++++ DATASET

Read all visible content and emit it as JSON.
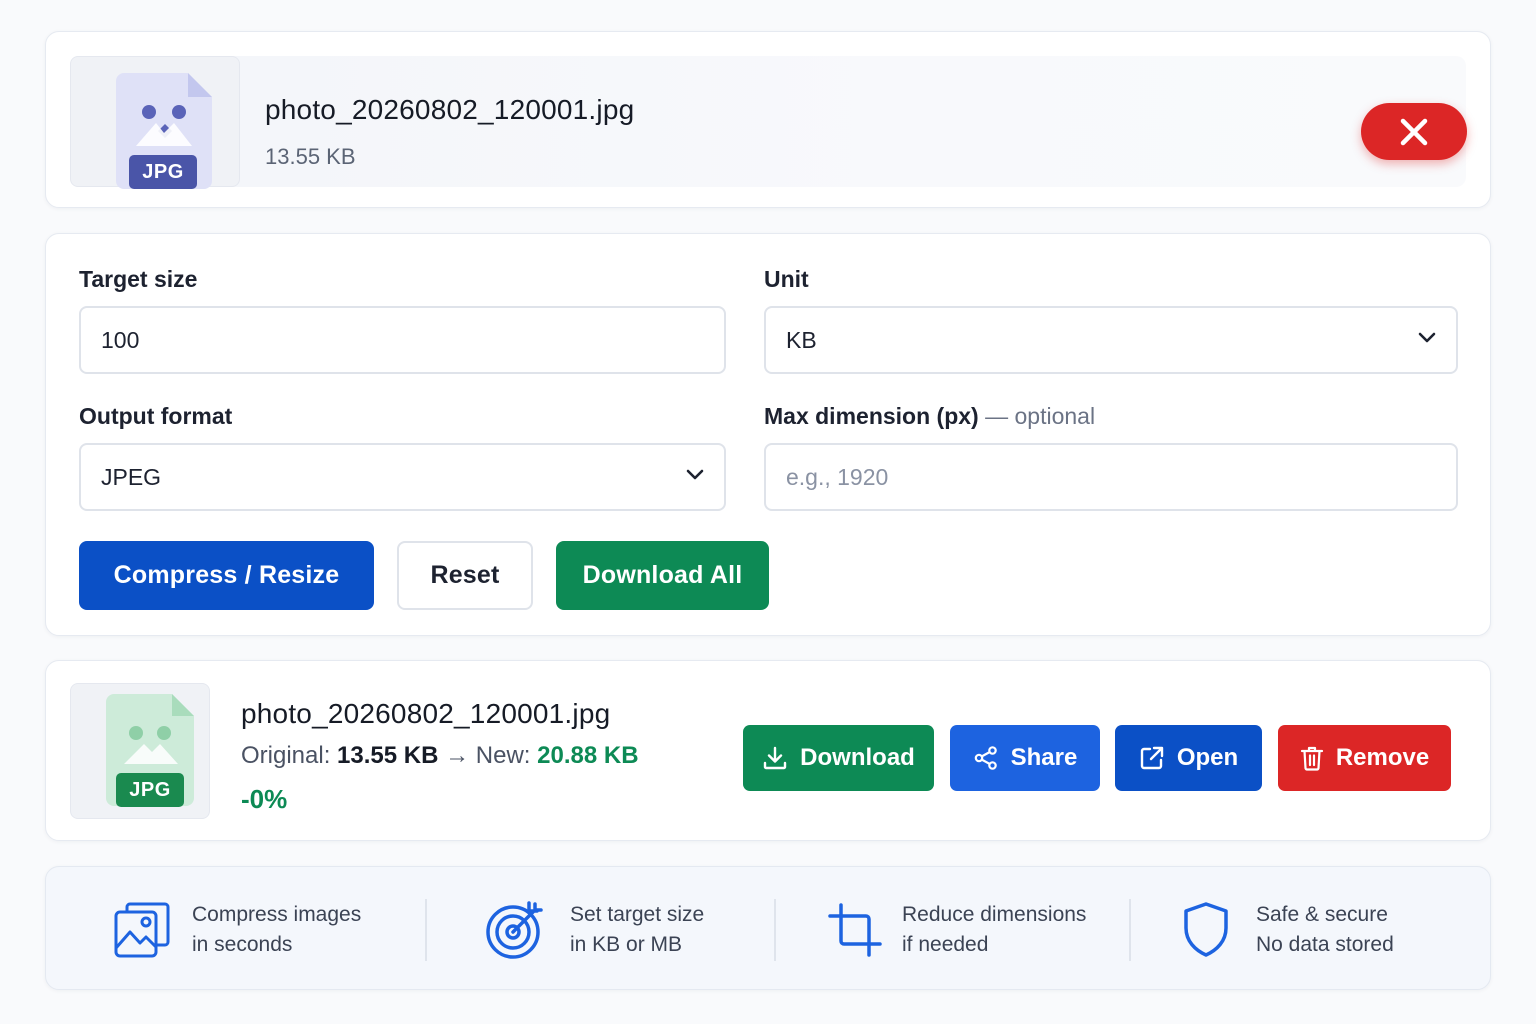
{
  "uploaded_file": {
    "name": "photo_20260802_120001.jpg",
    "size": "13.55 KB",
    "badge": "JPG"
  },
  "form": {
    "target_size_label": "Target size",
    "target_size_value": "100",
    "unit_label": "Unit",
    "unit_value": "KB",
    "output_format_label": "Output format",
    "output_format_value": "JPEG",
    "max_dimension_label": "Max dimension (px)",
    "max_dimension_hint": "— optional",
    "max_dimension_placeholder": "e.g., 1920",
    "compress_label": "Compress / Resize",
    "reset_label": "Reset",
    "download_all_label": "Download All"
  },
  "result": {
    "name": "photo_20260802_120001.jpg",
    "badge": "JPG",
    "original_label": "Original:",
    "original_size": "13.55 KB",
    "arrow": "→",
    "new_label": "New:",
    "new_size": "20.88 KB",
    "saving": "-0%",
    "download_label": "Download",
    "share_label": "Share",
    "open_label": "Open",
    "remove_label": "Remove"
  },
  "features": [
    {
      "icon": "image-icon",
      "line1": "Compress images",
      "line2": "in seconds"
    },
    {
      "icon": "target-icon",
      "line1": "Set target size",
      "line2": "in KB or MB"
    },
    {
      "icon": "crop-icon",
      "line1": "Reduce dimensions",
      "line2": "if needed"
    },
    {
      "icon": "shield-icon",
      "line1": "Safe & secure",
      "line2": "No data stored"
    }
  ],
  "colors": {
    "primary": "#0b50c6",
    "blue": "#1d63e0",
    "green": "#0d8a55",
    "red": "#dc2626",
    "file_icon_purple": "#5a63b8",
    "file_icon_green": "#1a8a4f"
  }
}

++++++++

> **WHAT TO DO**: Pull out every line holding "Download" from the records above, and copy it.

> **SOLUTION TO THIS EXERCISE**:
    "download_all_label": "Download All"
    "download_label": "Download",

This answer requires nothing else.